_TO BE DONE_
Restate each of the lines below word for word and drop every picture.

━━━━━ GIVEN RECORDS ━━━━━

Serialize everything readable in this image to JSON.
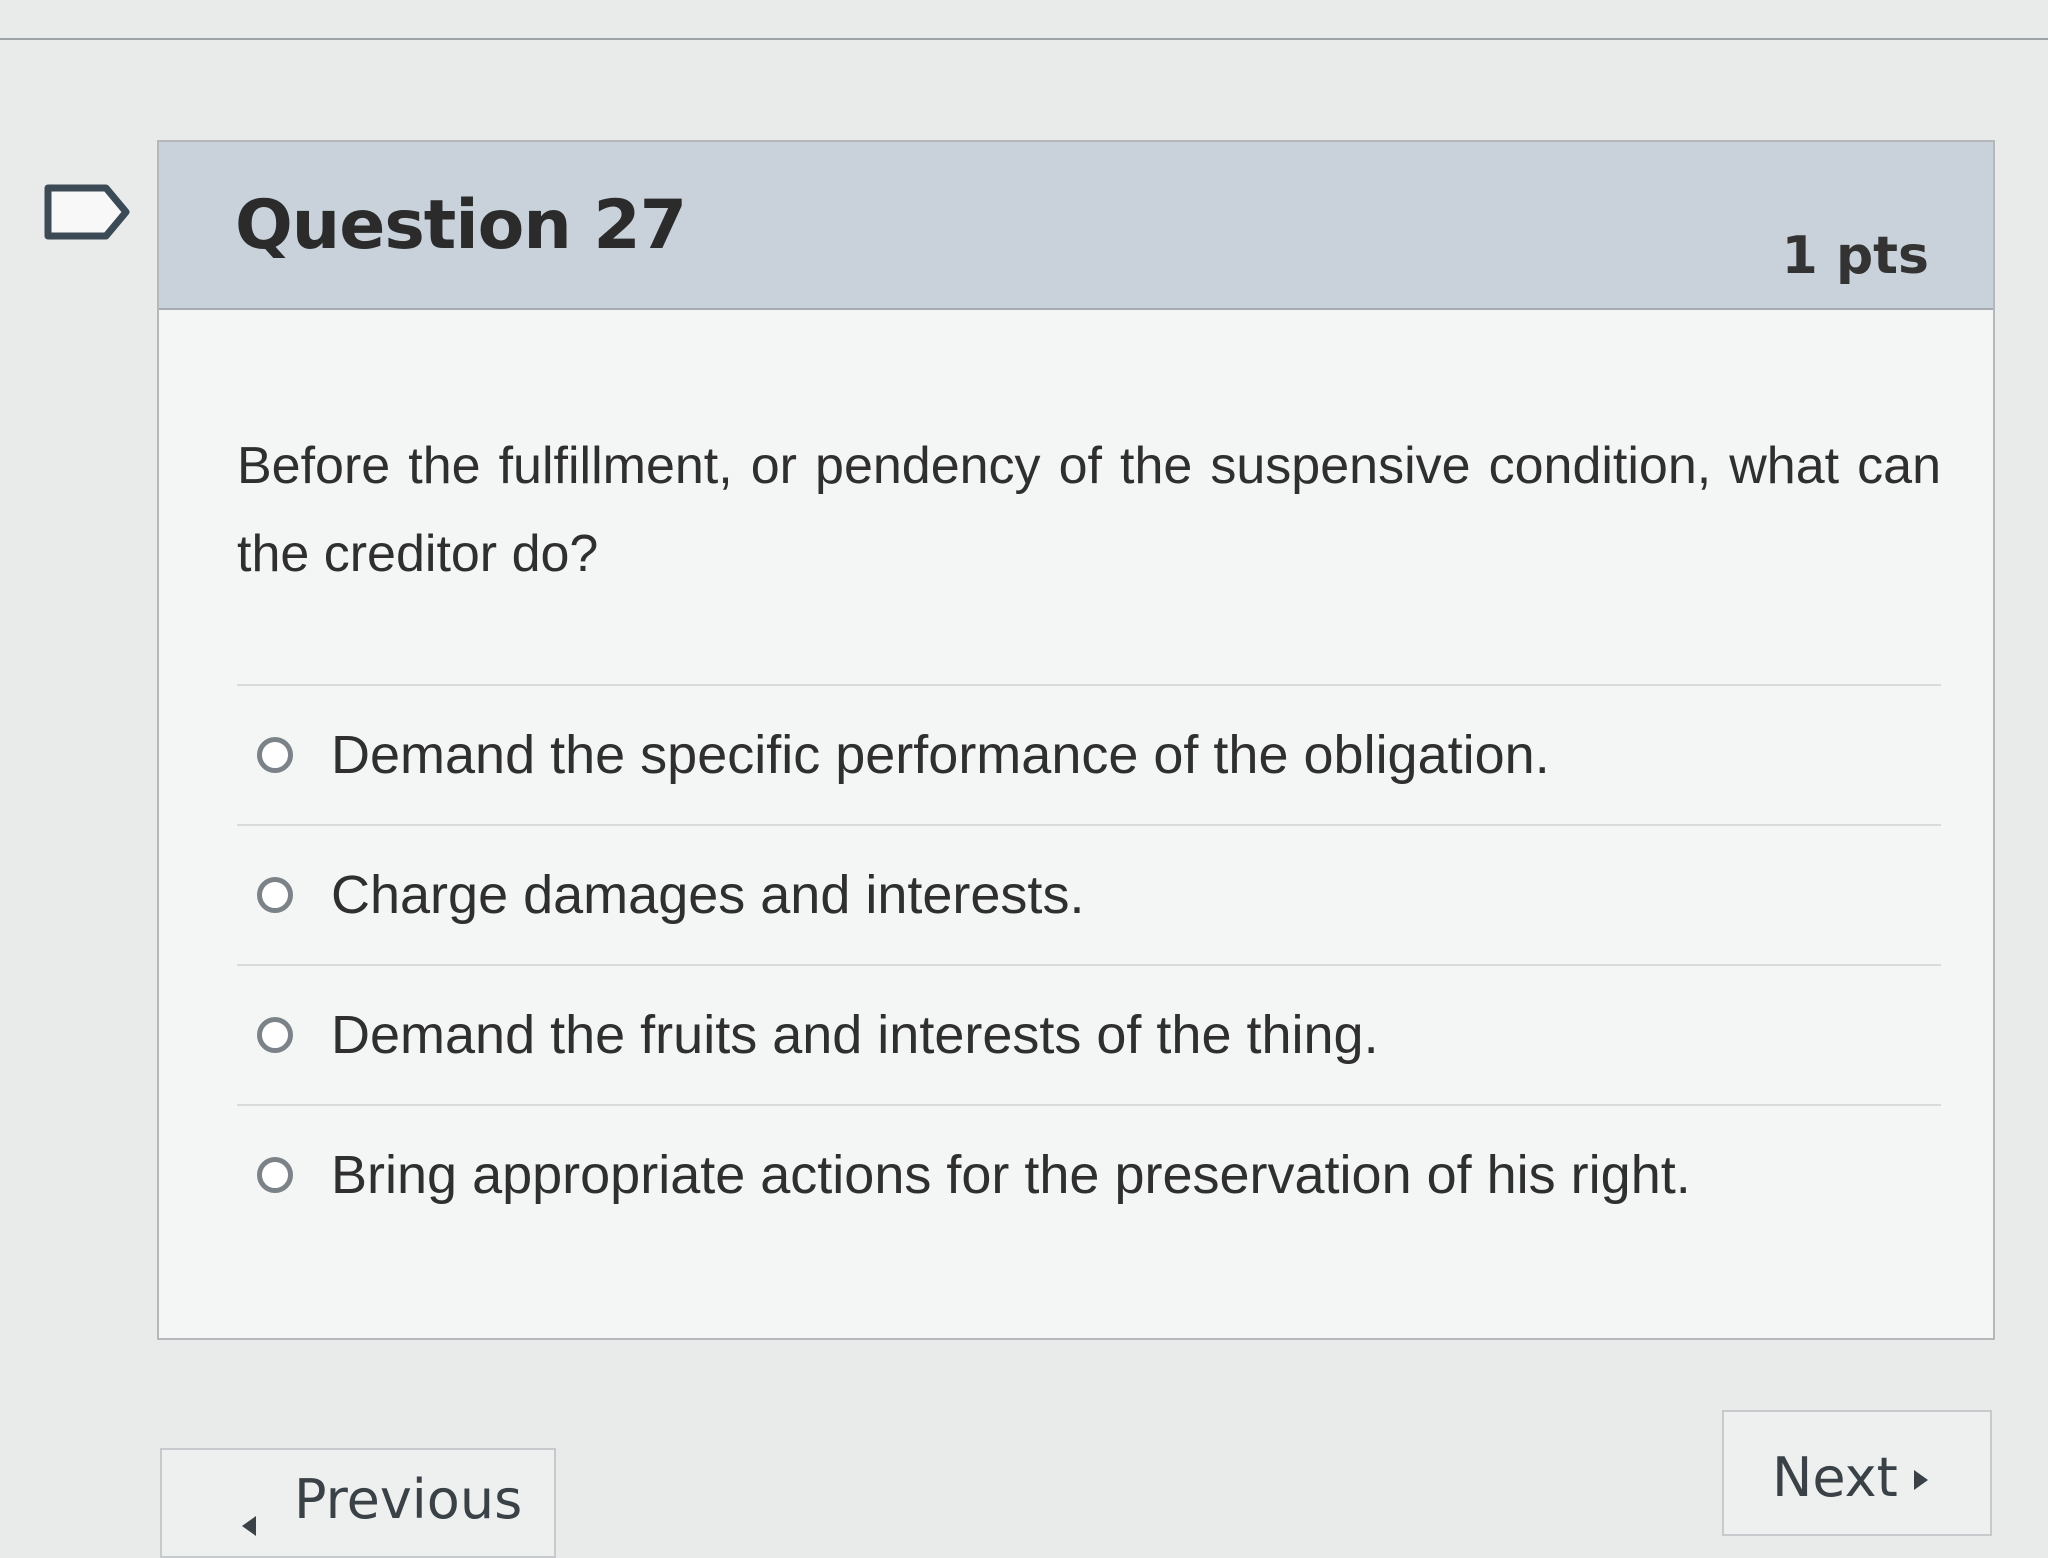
{
  "question": {
    "title": "Question 27",
    "points": "1 pts",
    "text": "Before the fulfillment, or pendency of the suspensive condition, what can the creditor do?"
  },
  "answers": [
    {
      "label": "Demand the specific performance of the obligation."
    },
    {
      "label": "Charge damages and interests."
    },
    {
      "label": "Demand the fruits and interests of the thing."
    },
    {
      "label": "Bring appropriate actions for the preservation of his right."
    }
  ],
  "navigation": {
    "previous_label": "Previous",
    "next_label": "Next"
  },
  "icons": {
    "flag": "flag-icon",
    "previous": "chevron-left-icon",
    "next": "chevron-right-icon"
  }
}
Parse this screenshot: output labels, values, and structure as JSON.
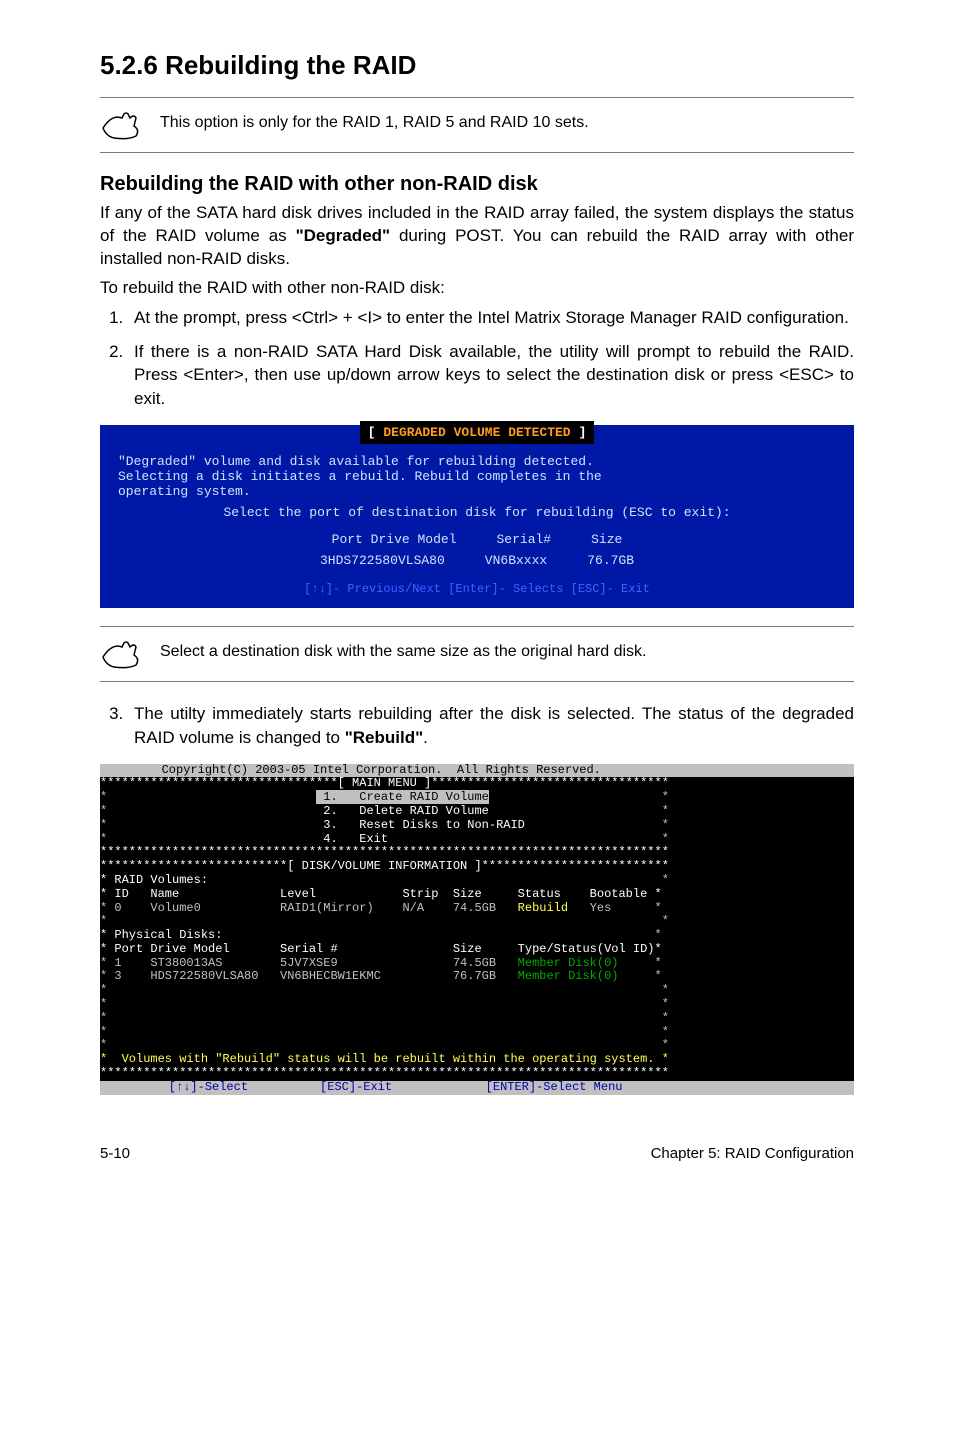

━━━━━

_TASK OUTPUT_
Serialize everything readable in this image to JSON.
{
  "question": {
    "title": "Question 27",
    "points": "1 pts",
    "text": "Before the fulfillment, or pendency of the suspensive condition, what can the creditor do?"
  },
  "answers": [
    {
      "label": "Demand the specific performance of the obligation."
    },
    {
      "label": "Charge damages and interests."
    },
    {
      "label": "Demand the fruits and interests of the thing."
    },
    {
      "label": "Bring appropriate actions for the preservation of his right."
    }
  ],
  "navigation": {
    "previous_label": "Previous",
    "next_label": "Next"
  },
  "icons": {
    "flag": "flag-icon",
    "previous": "chevron-left-icon",
    "next": "chevron-right-icon"
  }
}
Parse this screenshot: output labels, values, and structure as JSON.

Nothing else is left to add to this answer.